*Extrait de page*
■ ■ ■ ■

18 mai 2006

14296e kilomètre

13e jour
3e aller-retour Canada-Laredo
Arkansas.

Les arbres sont enfin feuillus et la lumière me suit jusqu’à tard le soir. L’été a poussé le printemps si vite que je ne l’ai pas vu s’échapper. Aujourd’hui, j’affirme avec certitude qu’il est là. Les champs jaunes de canola sont si brillants et si vifs, qu’ils nous éblouissent de beauté dès qu’on en aperçoit. Ils sont la vedette aux abords des autoroutes, je ne peux que les admirer, ébahie par des carreaux de terre si iridescents. Au Texas le maïs est déjà haut et dans quelques semaines ses épis seront sur les marchés. L’été n’est peut-être pas encore tout à fait arrivé au Québec, mais je le vois bousculer très fort pour faire son entrée.

Hier, nous étions au Texas et à 21 h 30 min, le soleil était encore là nous accompagnant. La température n’est plus aussi radicalement différente entre le nord et le sud, de sorte que je peux à peu près garder les mêmes vêtements toute la journée, mon mateau est utile seulement quand il pleut et les chemises à manches courtes sont de mises partout où je vais.

Le paysage défile par les fenêtres, mais j’ai furieusement hâte qu’il s’arrête. Une succession de champs, de forêts, de villes, de villages, de jours, de nuits, formant une chaîne continue. Depuis 14 jours. Je brûle d’impatience d’arriver au bout de cette enfilade. Les journaux de Montréal et de La Presse du 3 mai gisent jaunissant sur une tablette, comme pour remémorer le jour où nous avons délaissé notre mode de vie normale pour se remettre en mode nomade. Les jours s’allongent et la route se prolonge en un interminable ruban gris sur lequel je navigue presque en léthargie. J’avale l’asphalte à un rythme quasi insupportable. La cabine me pèse, ses murs gris et capitonnés sont mornes, son plancher noir est terne. Le rangement laisse à désirer et la poussière entre de partout, me rappelant que j’ai échoué dans ma tentative de tenir l’habitacle impeccable comme une maison sentant le frais. J’ai toujours le même modèle de chemises bleues sur le dos, demain je serai à court de propres. Il est temps que l’on rentre.

Mon Richard est toujours là, partageant les mêmes expériences, le même habitacle. Une telle connivence est rare. Mais je m’ennuie de m’ennuyer de lui. Voilà plus de 6 mois que je ne lui ai pas parlé au téléphone, parce que jamais nous ne sommes séparés. J’ai envie que sa voix ne soit qu’un murmure dans mes songes et que dans l’attente, lentement le désir de le revoir monte. Comme de rentrer d’un long voyage et de courir dans les bras de la personne chérie et dire « Comme tu m’as manqué, j’ai tellement de choses à te raconter! Je ne veux plus jamais être séparé de toi ».

■ ■ ■ ■

*Matériel fourni*
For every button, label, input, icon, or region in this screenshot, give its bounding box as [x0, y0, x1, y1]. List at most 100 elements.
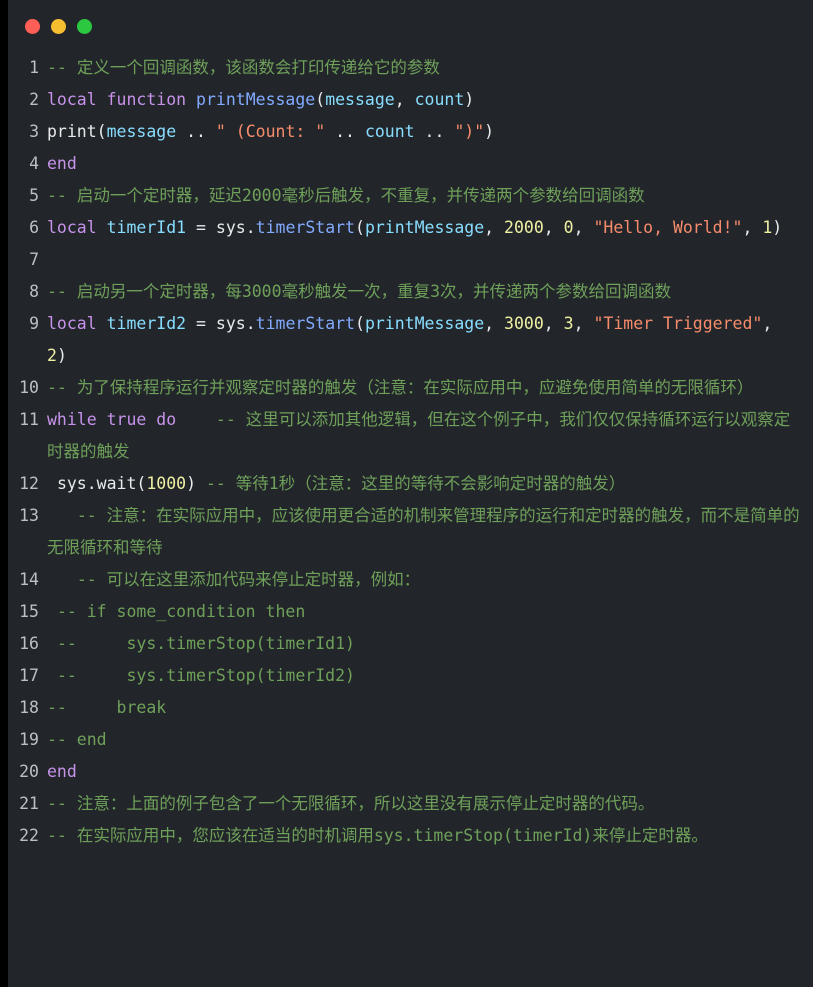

■ ■ ■ ■

*Objectif de l'exercice 1*
Dites si chacune des affirmations suivantes concorde avec l'extrait de page. Répondez par oui ou par non et citez les mots de l'extrait qui tranchent.
(a) Au Texas, le maïs a déjà bien poussé.
(b) Richard et la personne qui écrit se parlent souvent au téléphone.
(c) La veille, au Texas, il faisait encore jour à 21 h 30.
*Objectif de l'exercice 2*
Répondez brièvement à ces questions sur l'extrait de page :
(a) Quel kilométrage figure en tête de l'extrait ?
(b) De quelle couleur sont les champs de canola ?
(c) De quel jour datent les journaux qui jaunissent sur une tablette ?
*Objectif de l'exercice 3*
Poursuivez l'extrait de page, ce journal de route daté du 18 mai 2006, à la suite de sa dernière phrase.
Le matériel fourni n'a aucun lien avec l'extrait de page.

*Corrigé 1*
(a) Oui : « Au Texas le maïs est déjà haut ».
(b) Non : « Voilà plus de 6 mois que je ne lui ai pas parlé au téléphone, parce que jamais nous ne sommes séparés. »
(c) Oui : « Hier, nous étions au Texas et à 21 h 30 min, le soleil était encore là nous accompagnant. »

*Corrigé 2*
(a) Le 14296e kilomètre.
(b) Ils sont jaunes.
(c) Du 3 mai.

*Corrigé 3*
Nous rentrons de voyage. Là-bas au loin, Montréal est un mirage. Mais dans deux jours, je pourrai y étancher ma soif.

10 commentaires:

Anonyme a dit...

Bonjour Sandra,

J'aime beaucoup ce texte! Tu y décris ton voyage de façon telle, que nous humons facilement l'air enrobant les paysages que vous traversez.

De plus, il y a, tout au long de ce récit, une sensibilité qui ne peut que nous transporter... Les sentiments transpercent les mots et moi, j'aime beaucoup ce style.

Bonne fin de route,

André.

Un conseil, peut-être?

Au prochain truckstop, empresse-toi d'aller à la première cabine téléphonique qui t'ouvrira sa porte et appelle Richard, il appréciera sûrement!

A.T.

Anonyme a dit...

Émouvant.
Un texte à garder, pour l'album.

Anonyme a dit...

Encore un autre magnifique texte, Sandra! Comme tu nous en livres régulièrement... Nous n'avons aucune difficulté à ressentir ce que tu ressens, car tu l'exprimes tellement bien, avec des mots si bien choisis, avec des phrases si bien tournées... Et ton avant-dernier paragraphe a réussi à m'émouvoir jusqu'aux larmes (eh oui!), résultat de la situation totalement inverse que je vis, comme tu le sais... Depuis plus de sept mois que je ne lui ai pas parlé au téléphone. Ni autrement, d'ailleurs... Merci pour tous ces beaux écrits, Sandra!...

Anonyme a dit...

C'est un dur métier celui de chauffeur et il faut le faire pour le comprendre. Ca me plaîrait de rouler dans tels espaces.
Bonne route
Jean-François, Belgique.
jfdestree307@hotmail.com

camionneuse a dit...

Merci André, Richard a bien rit quand je lui ai proposé qu'on s'appelle...


Merci FdB, (te revoilà toi!)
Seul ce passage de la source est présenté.